◆ **Instructions to follow**:
Copy the records below exactly, omitting any pictures they contain.

/---

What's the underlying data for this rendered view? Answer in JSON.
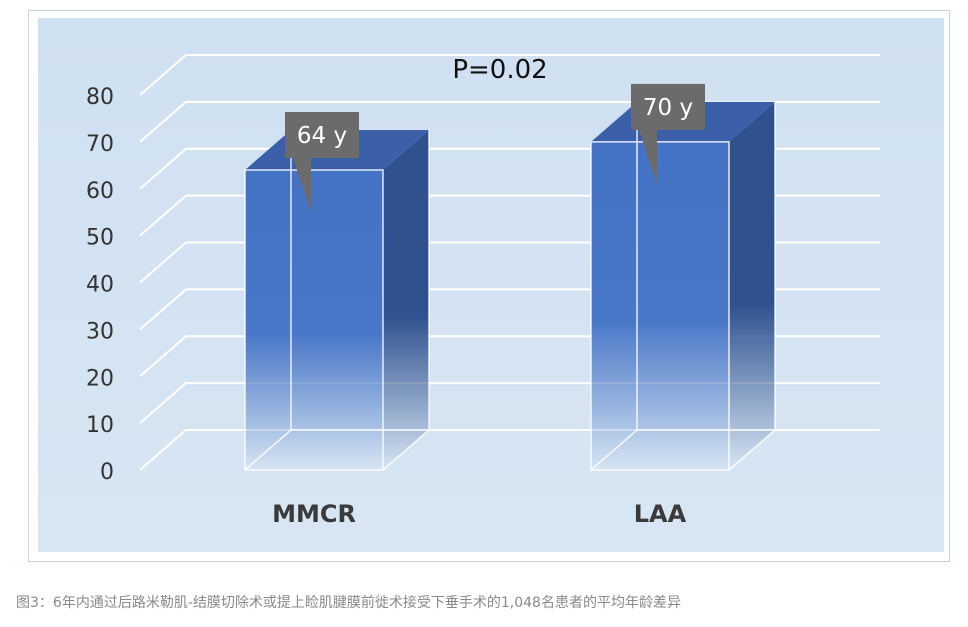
{
  "chart_data": {
    "type": "bar",
    "style": "3d",
    "categories": [
      "MMCR",
      "LAA"
    ],
    "values": [
      64,
      70
    ],
    "data_labels": [
      "64 y",
      "70 y"
    ],
    "annotation": "P=0.02",
    "ylim": [
      0,
      80
    ],
    "yticks": [
      0,
      10,
      20,
      30,
      40,
      50,
      60,
      70,
      80
    ],
    "grid": true,
    "colors": {
      "bar_front": "#4472c4",
      "bar_side": "#2f528f",
      "bar_top": "#3b5fa8",
      "callout": "#6b6b6b",
      "background": "#d2e1f0",
      "gridline": "#ffffff"
    }
  },
  "caption": "图3：6年内通过后路米勒肌-结膜切除术或提上睑肌腱膜前徙术接受下垂手术的1,048名患者的平均年龄差异"
}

\---

◆ **Correct response**:
What's the underlying data for this rendered view? Answer in JSON.
{
  "chart_data": {
    "type": "bar",
    "style": "3d",
    "categories": [
      "MMCR",
      "LAA"
    ],
    "values": [
      64,
      70
    ],
    "data_labels": [
      "64 y",
      "70 y"
    ],
    "annotation": "P=0.02",
    "ylim": [
      0,
      80
    ],
    "yticks": [
      0,
      10,
      20,
      30,
      40,
      50,
      60,
      70,
      80
    ],
    "grid": true,
    "colors": {
      "bar_front": "#4472c4",
      "bar_side": "#2f528f",
      "bar_top": "#3b5fa8",
      "callout": "#6b6b6b",
      "background": "#d2e1f0",
      "gridline": "#ffffff"
    }
  },
  "caption": "图3：6年内通过后路米勒肌-结膜切除术或提上睑肌腱膜前徙术接受下垂手术的1,048名患者的平均年龄差异"
}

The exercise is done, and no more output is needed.